BEGIN ENTRIES PROVIDED
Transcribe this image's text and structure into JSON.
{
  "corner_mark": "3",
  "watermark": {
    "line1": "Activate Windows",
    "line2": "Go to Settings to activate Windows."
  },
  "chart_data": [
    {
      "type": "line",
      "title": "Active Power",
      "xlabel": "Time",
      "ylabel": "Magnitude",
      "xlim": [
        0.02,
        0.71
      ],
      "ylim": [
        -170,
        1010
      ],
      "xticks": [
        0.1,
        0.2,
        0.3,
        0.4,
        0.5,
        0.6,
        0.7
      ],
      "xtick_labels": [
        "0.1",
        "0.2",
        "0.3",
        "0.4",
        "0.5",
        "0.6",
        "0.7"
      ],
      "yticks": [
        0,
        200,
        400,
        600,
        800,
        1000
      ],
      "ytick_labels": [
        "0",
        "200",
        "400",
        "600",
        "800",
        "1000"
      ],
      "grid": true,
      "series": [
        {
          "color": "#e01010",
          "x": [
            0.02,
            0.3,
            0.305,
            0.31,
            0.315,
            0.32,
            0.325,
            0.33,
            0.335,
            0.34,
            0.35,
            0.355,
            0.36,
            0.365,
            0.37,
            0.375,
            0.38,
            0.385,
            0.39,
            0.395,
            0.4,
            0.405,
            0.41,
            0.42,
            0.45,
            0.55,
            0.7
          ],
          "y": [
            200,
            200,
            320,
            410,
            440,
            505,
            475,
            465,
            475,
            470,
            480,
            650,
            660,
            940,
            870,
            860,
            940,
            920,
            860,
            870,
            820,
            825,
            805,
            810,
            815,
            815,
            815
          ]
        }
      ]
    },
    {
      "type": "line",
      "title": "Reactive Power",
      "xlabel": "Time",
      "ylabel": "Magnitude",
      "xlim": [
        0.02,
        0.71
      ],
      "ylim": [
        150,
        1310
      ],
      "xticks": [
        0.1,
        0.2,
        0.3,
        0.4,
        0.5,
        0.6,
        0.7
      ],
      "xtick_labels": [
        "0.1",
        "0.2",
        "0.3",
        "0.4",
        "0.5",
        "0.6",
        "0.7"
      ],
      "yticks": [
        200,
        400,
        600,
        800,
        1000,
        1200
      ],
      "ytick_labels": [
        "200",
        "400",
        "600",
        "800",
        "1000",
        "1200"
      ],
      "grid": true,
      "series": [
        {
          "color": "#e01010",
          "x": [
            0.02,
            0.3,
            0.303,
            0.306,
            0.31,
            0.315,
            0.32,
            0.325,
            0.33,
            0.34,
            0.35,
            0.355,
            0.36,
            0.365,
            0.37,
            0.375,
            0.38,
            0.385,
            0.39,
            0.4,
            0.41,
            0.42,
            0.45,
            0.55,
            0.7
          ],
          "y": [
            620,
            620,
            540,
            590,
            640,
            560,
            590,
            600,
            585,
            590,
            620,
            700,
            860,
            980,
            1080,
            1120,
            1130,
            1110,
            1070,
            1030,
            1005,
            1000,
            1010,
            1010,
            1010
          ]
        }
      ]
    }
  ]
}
END ENTRIES PROVIDED
OBJECTIVE =>
Each line of the material above must be retyped precisely.

RESULT FOR THIS EXERCISE =>
Transcribe this image's text and structure into JSON.
{
  "corner_mark": "3",
  "watermark": {
    "line1": "Activate Windows",
    "line2": "Go to Settings to activate Windows."
  },
  "chart_data": [
    {
      "type": "line",
      "title": "Active Power",
      "xlabel": "Time",
      "ylabel": "Magnitude",
      "xlim": [
        0.02,
        0.71
      ],
      "ylim": [
        -170,
        1010
      ],
      "xticks": [
        0.1,
        0.2,
        0.3,
        0.4,
        0.5,
        0.6,
        0.7
      ],
      "xtick_labels": [
        "0.1",
        "0.2",
        "0.3",
        "0.4",
        "0.5",
        "0.6",
        "0.7"
      ],
      "yticks": [
        0,
        200,
        400,
        600,
        800,
        1000
      ],
      "ytick_labels": [
        "0",
        "200",
        "400",
        "600",
        "800",
        "1000"
      ],
      "grid": true,
      "series": [
        {
          "color": "#e01010",
          "x": [
            0.02,
            0.3,
            0.305,
            0.31,
            0.315,
            0.32,
            0.325,
            0.33,
            0.335,
            0.34,
            0.35,
            0.355,
            0.36,
            0.365,
            0.37,
            0.375,
            0.38,
            0.385,
            0.39,
            0.395,
            0.4,
            0.405,
            0.41,
            0.42,
            0.45,
            0.55,
            0.7
          ],
          "y": [
            200,
            200,
            320,
            410,
            440,
            505,
            475,
            465,
            475,
            470,
            480,
            650,
            660,
            940,
            870,
            860,
            940,
            920,
            860,
            870,
            820,
            825,
            805,
            810,
            815,
            815,
            815
          ]
        }
      ]
    },
    {
      "type": "line",
      "title": "Reactive Power",
      "xlabel": "Time",
      "ylabel": "Magnitude",
      "xlim": [
        0.02,
        0.71
      ],
      "ylim": [
        150,
        1310
      ],
      "xticks": [
        0.1,
        0.2,
        0.3,
        0.4,
        0.5,
        0.6,
        0.7
      ],
      "xtick_labels": [
        "0.1",
        "0.2",
        "0.3",
        "0.4",
        "0.5",
        "0.6",
        "0.7"
      ],
      "yticks": [
        200,
        400,
        600,
        800,
        1000,
        1200
      ],
      "ytick_labels": [
        "200",
        "400",
        "600",
        "800",
        "1000",
        "1200"
      ],
      "grid": true,
      "series": [
        {
          "color": "#e01010",
          "x": [
            0.02,
            0.3,
            0.303,
            0.306,
            0.31,
            0.315,
            0.32,
            0.325,
            0.33,
            0.34,
            0.35,
            0.355,
            0.36,
            0.365,
            0.37,
            0.375,
            0.38,
            0.385,
            0.39,
            0.4,
            0.41,
            0.42,
            0.45,
            0.55,
            0.7
          ],
          "y": [
            620,
            620,
            540,
            590,
            640,
            560,
            590,
            600,
            585,
            590,
            620,
            700,
            860,
            980,
            1080,
            1120,
            1130,
            1110,
            1070,
            1030,
            1005,
            1000,
            1010,
            1010,
            1010
          ]
        }
      ]
    }
  ]
}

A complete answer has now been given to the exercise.